EXERCISE INSTRUCTIONS: Without the pictures, set down the records below word for word.

WORKING DATA:
··········
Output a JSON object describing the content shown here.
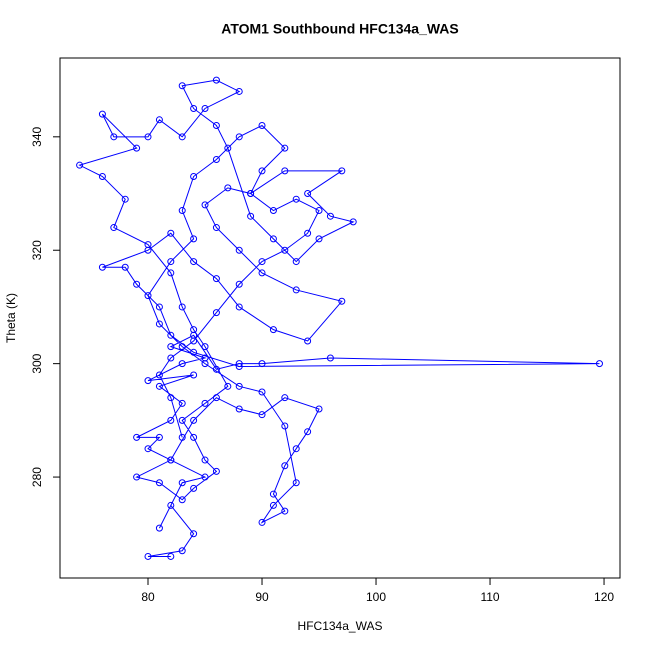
{
  "chart_data": {
    "type": "line",
    "title": "ATOM1 Southbound HFC134a_WAS",
    "x_label": "HFC134a_WAS",
    "y_label": "Theta (K)",
    "color": "#0000ff",
    "markers": true,
    "x": [
      82,
      80,
      83,
      84,
      82,
      81,
      83,
      85,
      82,
      80,
      81,
      79,
      82,
      83,
      81,
      84,
      80,
      83,
      85,
      82,
      84,
      86,
      88,
      90,
      96,
      119.6,
      88,
      84,
      82,
      81,
      79,
      78,
      76,
      80,
      82,
      84,
      86,
      88,
      91,
      94,
      97,
      93,
      90,
      88,
      86,
      85,
      87,
      89,
      92,
      97,
      94,
      96,
      98,
      95,
      93,
      91,
      89,
      87,
      86,
      84,
      83,
      86,
      88,
      85,
      83,
      81,
      80,
      77,
      76,
      79,
      74,
      76,
      78,
      77,
      80,
      82,
      83,
      84,
      85,
      87,
      85,
      83,
      84,
      85,
      86,
      84,
      83,
      81,
      79,
      82,
      84,
      86,
      88,
      90,
      92,
      95,
      94,
      93,
      92,
      91,
      92,
      90,
      91,
      93,
      92,
      90,
      88,
      85,
      83,
      81,
      80,
      82,
      84,
      83,
      84,
      86,
      88,
      90,
      92,
      90,
      89,
      91,
      93,
      95,
      94,
      92,
      90,
      88,
      86,
      84,
      82,
      81,
      82,
      83
    ],
    "values": [
      266,
      266,
      267,
      270,
      275,
      271,
      279,
      280,
      283,
      285,
      287,
      287,
      290,
      293,
      296,
      298,
      297,
      300,
      301,
      303,
      305,
      299,
      300,
      300,
      301,
      300,
      299.5,
      302,
      305,
      310,
      314,
      317,
      317,
      320,
      323,
      318,
      315,
      310,
      306,
      304,
      311,
      313,
      316,
      320,
      324,
      328,
      331,
      330,
      334,
      334,
      330,
      326,
      325,
      322,
      318,
      322,
      326,
      338,
      342,
      345,
      349,
      350,
      348,
      345,
      340,
      343,
      340,
      340,
      344,
      338,
      335,
      333,
      329,
      324,
      321,
      316,
      310,
      306,
      303,
      296,
      293,
      290,
      287,
      283,
      281,
      278,
      276,
      279,
      280,
      283,
      290,
      294,
      292,
      291,
      294,
      292,
      288,
      285,
      282,
      277,
      274,
      272,
      275,
      279,
      289,
      295,
      296,
      300,
      303,
      307,
      312,
      318,
      322,
      327,
      333,
      336,
      340,
      342,
      338,
      334,
      330,
      327,
      329,
      327,
      323,
      320,
      318,
      314,
      309,
      304,
      301,
      298,
      294,
      287
    ],
    "xlim": [
      72.28,
      121.4
    ],
    "ylim": [
      262.2,
      353.9
    ],
    "xticks": [
      80,
      90,
      100,
      110,
      120
    ],
    "yticks": [
      280,
      300,
      320,
      340
    ]
  }
}
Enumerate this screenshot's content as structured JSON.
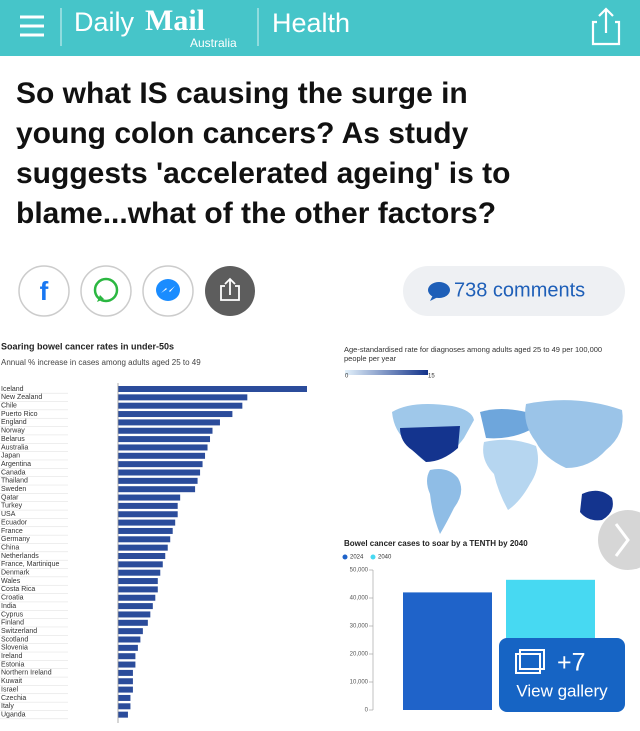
{
  "header": {
    "brand": "Daily",
    "brand_mail": "Mail",
    "edition": "Australia",
    "section": "Health"
  },
  "article": {
    "headline": [
      "So what IS causing the surge in",
      "young colon cancers? As study",
      "suggests 'accelerated ageing' is to",
      "blame...what of the other factors?"
    ],
    "comments": "738 comments"
  },
  "image": {
    "bar_chart": {
      "type": "bar",
      "title": "Soaring bowel cancer rates in under-50s",
      "subtitle": "Annual % increase in cases among adults aged 25 to 49",
      "categories": [
        "Iceland",
        "New Zealand",
        "Chile",
        "Puerto Rico",
        "England",
        "Norway",
        "Belarus",
        "Australia",
        "Japan",
        "Argentina",
        "Canada",
        "Thailand",
        "Sweden",
        "Qatar",
        "Turkey",
        "USA",
        "Ecuador",
        "France",
        "Germany",
        "China",
        "Netherlands",
        "France, Martinique",
        "Denmark",
        "Wales",
        "Costa Rica",
        "Croatia",
        "India",
        "Cyprus",
        "Finland",
        "Switzerland",
        "Scotland",
        "Slovenia",
        "Ireland",
        "Estonia",
        "Northern Ireland",
        "Kuwait",
        "Israel",
        "Czechia",
        "Italy",
        "Uganda"
      ],
      "values": [
        7.6,
        5.2,
        5.0,
        4.6,
        4.1,
        3.8,
        3.7,
        3.6,
        3.5,
        3.4,
        3.3,
        3.2,
        3.1,
        2.5,
        2.4,
        2.4,
        2.3,
        2.2,
        2.1,
        2.0,
        1.9,
        1.8,
        1.7,
        1.6,
        1.6,
        1.5,
        1.4,
        1.3,
        1.2,
        1.0,
        0.9,
        0.8,
        0.7,
        0.7,
        0.6,
        0.6,
        0.6,
        0.5,
        0.5,
        0.4
      ],
      "color": "#2b4c9b"
    },
    "map": {
      "title": [
        "Age-standardised rate for diagnoses among adults aged 25 to 49 per 100,000",
        "people per year"
      ],
      "legend_ticks": [
        0,
        15
      ]
    },
    "cases_chart": {
      "type": "bar",
      "title": "Bowel cancer cases to soar by a TENTH by 2040",
      "series": [
        {
          "name": "2024",
          "color": "#1f63c9",
          "values": [
            42000
          ]
        },
        {
          "name": "2040",
          "color": "#47d9f2",
          "values": [
            46500
          ]
        }
      ],
      "ylim": [
        0,
        50000
      ],
      "yticks": [
        0,
        {
          "value": 10000,
          "label": "10,000"
        },
        {
          "value": 20000,
          "label": "20,000"
        },
        {
          "value": 30000,
          "label": "30,000"
        },
        {
          "value": 40000,
          "label": "40,000"
        },
        {
          "value": 50000,
          "label": "50,000"
        }
      ]
    }
  },
  "gallery": {
    "count": "+7",
    "label": "View gallery"
  }
}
··········
WRITTEN RESPONSE:
Output a JSON object describing the content shown here.
{
  "chart_data": {
    "type": "line",
    "title": "ATOM1 Southbound HFC134a_WAS",
    "x_label": "HFC134a_WAS",
    "y_label": "Theta (K)",
    "color": "#0000ff",
    "markers": true,
    "x": [
      82,
      80,
      83,
      84,
      82,
      81,
      83,
      85,
      82,
      80,
      81,
      79,
      82,
      83,
      81,
      84,
      80,
      83,
      85,
      82,
      84,
      86,
      88,
      90,
      96,
      119.6,
      88,
      84,
      82,
      81,
      79,
      78,
      76,
      80,
      82,
      84,
      86,
      88,
      91,
      94,
      97,
      93,
      90,
      88,
      86,
      85,
      87,
      89,
      92,
      97,
      94,
      96,
      98,
      95,
      93,
      91,
      89,
      87,
      86,
      84,
      83,
      86,
      88,
      85,
      83,
      81,
      80,
      77,
      76,
      79,
      74,
      76,
      78,
      77,
      80,
      82,
      83,
      84,
      85,
      87,
      85,
      83,
      84,
      85,
      86,
      84,
      83,
      81,
      79,
      82,
      84,
      86,
      88,
      90,
      92,
      95,
      94,
      93,
      92,
      91,
      92,
      90,
      91,
      93,
      92,
      90,
      88,
      85,
      83,
      81,
      80,
      82,
      84,
      83,
      84,
      86,
      88,
      90,
      92,
      90,
      89,
      91,
      93,
      95,
      94,
      92,
      90,
      88,
      86,
      84,
      82,
      81,
      82,
      83
    ],
    "values": [
      266,
      266,
      267,
      270,
      275,
      271,
      279,
      280,
      283,
      285,
      287,
      287,
      290,
      293,
      296,
      298,
      297,
      300,
      301,
      303,
      305,
      299,
      300,
      300,
      301,
      300,
      299.5,
      302,
      305,
      310,
      314,
      317,
      317,
      320,
      323,
      318,
      315,
      310,
      306,
      304,
      311,
      313,
      316,
      320,
      324,
      328,
      331,
      330,
      334,
      334,
      330,
      326,
      325,
      322,
      318,
      322,
      326,
      338,
      342,
      345,
      349,
      350,
      348,
      345,
      340,
      343,
      340,
      340,
      344,
      338,
      335,
      333,
      329,
      324,
      321,
      316,
      310,
      306,
      303,
      296,
      293,
      290,
      287,
      283,
      281,
      278,
      276,
      279,
      280,
      283,
      290,
      294,
      292,
      291,
      294,
      292,
      288,
      285,
      282,
      277,
      274,
      272,
      275,
      279,
      289,
      295,
      296,
      300,
      303,
      307,
      312,
      318,
      322,
      327,
      333,
      336,
      340,
      342,
      338,
      334,
      330,
      327,
      329,
      327,
      323,
      320,
      318,
      314,
      309,
      304,
      301,
      298,
      294,
      287
    ],
    "xlim": [
      72.28,
      121.4
    ],
    "ylim": [
      262.2,
      353.9
    ],
    "xticks": [
      80,
      90,
      100,
      110,
      120
    ],
    "yticks": [
      280,
      300,
      320,
      340
    ]
  }
}
Enumerate this screenshot's content as structured JSON.
{
  "header": {
    "brand": "Daily",
    "brand_mail": "Mail",
    "edition": "Australia",
    "section": "Health"
  },
  "article": {
    "headline": [
      "So what IS causing the surge in",
      "young colon cancers? As study",
      "suggests 'accelerated ageing' is to",
      "blame...what of the other factors?"
    ],
    "comments": "738 comments"
  },
  "image": {
    "bar_chart": {
      "type": "bar",
      "title": "Soaring bowel cancer rates in under-50s",
      "subtitle": "Annual % increase in cases among adults aged 25 to 49",
      "categories": [
        "Iceland",
        "New Zealand",
        "Chile",
        "Puerto Rico",
        "England",
        "Norway",
        "Belarus",
        "Australia",
        "Japan",
        "Argentina",
        "Canada",
        "Thailand",
        "Sweden",
        "Qatar",
        "Turkey",
        "USA",
        "Ecuador",
        "France",
        "Germany",
        "China",
        "Netherlands",
        "France, Martinique",
        "Denmark",
        "Wales",
        "Costa Rica",
        "Croatia",
        "India",
        "Cyprus",
        "Finland",
        "Switzerland",
        "Scotland",
        "Slovenia",
        "Ireland",
        "Estonia",
        "Northern Ireland",
        "Kuwait",
        "Israel",
        "Czechia",
        "Italy",
        "Uganda"
      ],
      "values": [
        7.6,
        5.2,
        5.0,
        4.6,
        4.1,
        3.8,
        3.7,
        3.6,
        3.5,
        3.4,
        3.3,
        3.2,
        3.1,
        2.5,
        2.4,
        2.4,
        2.3,
        2.2,
        2.1,
        2.0,
        1.9,
        1.8,
        1.7,
        1.6,
        1.6,
        1.5,
        1.4,
        1.3,
        1.2,
        1.0,
        0.9,
        0.8,
        0.7,
        0.7,
        0.6,
        0.6,
        0.6,
        0.5,
        0.5,
        0.4
      ],
      "color": "#2b4c9b"
    },
    "map": {
      "title": [
        "Age-standardised rate for diagnoses among adults aged 25 to 49 per 100,000",
        "people per year"
      ],
      "legend_ticks": [
        0,
        15
      ]
    },
    "cases_chart": {
      "type": "bar",
      "title": "Bowel cancer cases to soar by a TENTH by 2040",
      "series": [
        {
          "name": "2024",
          "color": "#1f63c9",
          "values": [
            42000
          ]
        },
        {
          "name": "2040",
          "color": "#47d9f2",
          "values": [
            46500
          ]
        }
      ],
      "ylim": [
        0,
        50000
      ],
      "yticks": [
        0,
        {
          "value": 10000,
          "label": "10,000"
        },
        {
          "value": 20000,
          "label": "20,000"
        },
        {
          "value": 30000,
          "label": "30,000"
        },
        {
          "value": 40000,
          "label": "40,000"
        },
        {
          "value": 50000,
          "label": "50,000"
        }
      ]
    }
  },
  "gallery": {
    "count": "+7",
    "label": "View gallery"
  }
}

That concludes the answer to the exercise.